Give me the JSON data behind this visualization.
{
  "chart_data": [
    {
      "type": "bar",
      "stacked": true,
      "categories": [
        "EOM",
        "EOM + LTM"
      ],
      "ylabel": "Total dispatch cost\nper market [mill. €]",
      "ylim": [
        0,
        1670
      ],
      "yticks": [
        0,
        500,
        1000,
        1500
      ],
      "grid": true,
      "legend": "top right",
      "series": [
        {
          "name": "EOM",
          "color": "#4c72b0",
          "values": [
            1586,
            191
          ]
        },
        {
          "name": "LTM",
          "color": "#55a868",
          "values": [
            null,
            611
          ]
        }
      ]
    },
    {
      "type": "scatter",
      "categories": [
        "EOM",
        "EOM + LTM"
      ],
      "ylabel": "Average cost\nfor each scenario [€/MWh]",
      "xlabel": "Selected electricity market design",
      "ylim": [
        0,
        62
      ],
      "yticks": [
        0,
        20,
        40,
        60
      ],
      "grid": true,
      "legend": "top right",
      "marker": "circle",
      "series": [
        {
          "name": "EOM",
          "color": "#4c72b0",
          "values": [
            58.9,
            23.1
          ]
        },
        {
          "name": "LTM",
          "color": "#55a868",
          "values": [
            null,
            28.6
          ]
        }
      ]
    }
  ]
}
═══
_Set task_. Write out all the records above again, exactly as they stand.

_Answer to this problem_.
Give me the JSON data behind this visualization.
{
  "chart_data": [
    {
      "type": "bar",
      "stacked": true,
      "categories": [
        "EOM",
        "EOM + LTM"
      ],
      "ylabel": "Total dispatch cost\nper market [mill. €]",
      "ylim": [
        0,
        1670
      ],
      "yticks": [
        0,
        500,
        1000,
        1500
      ],
      "grid": true,
      "legend": "top right",
      "series": [
        {
          "name": "EOM",
          "color": "#4c72b0",
          "values": [
            1586,
            191
          ]
        },
        {
          "name": "LTM",
          "color": "#55a868",
          "values": [
            null,
            611
          ]
        }
      ]
    },
    {
      "type": "scatter",
      "categories": [
        "EOM",
        "EOM + LTM"
      ],
      "ylabel": "Average cost\nfor each scenario [€/MWh]",
      "xlabel": "Selected electricity market design",
      "ylim": [
        0,
        62
      ],
      "yticks": [
        0,
        20,
        40,
        60
      ],
      "grid": true,
      "legend": "top right",
      "marker": "circle",
      "series": [
        {
          "name": "EOM",
          "color": "#4c72b0",
          "values": [
            58.9,
            23.1
          ]
        },
        {
          "name": "LTM",
          "color": "#55a868",
          "values": [
            null,
            28.6
          ]
        }
      ]
    }
  ]
}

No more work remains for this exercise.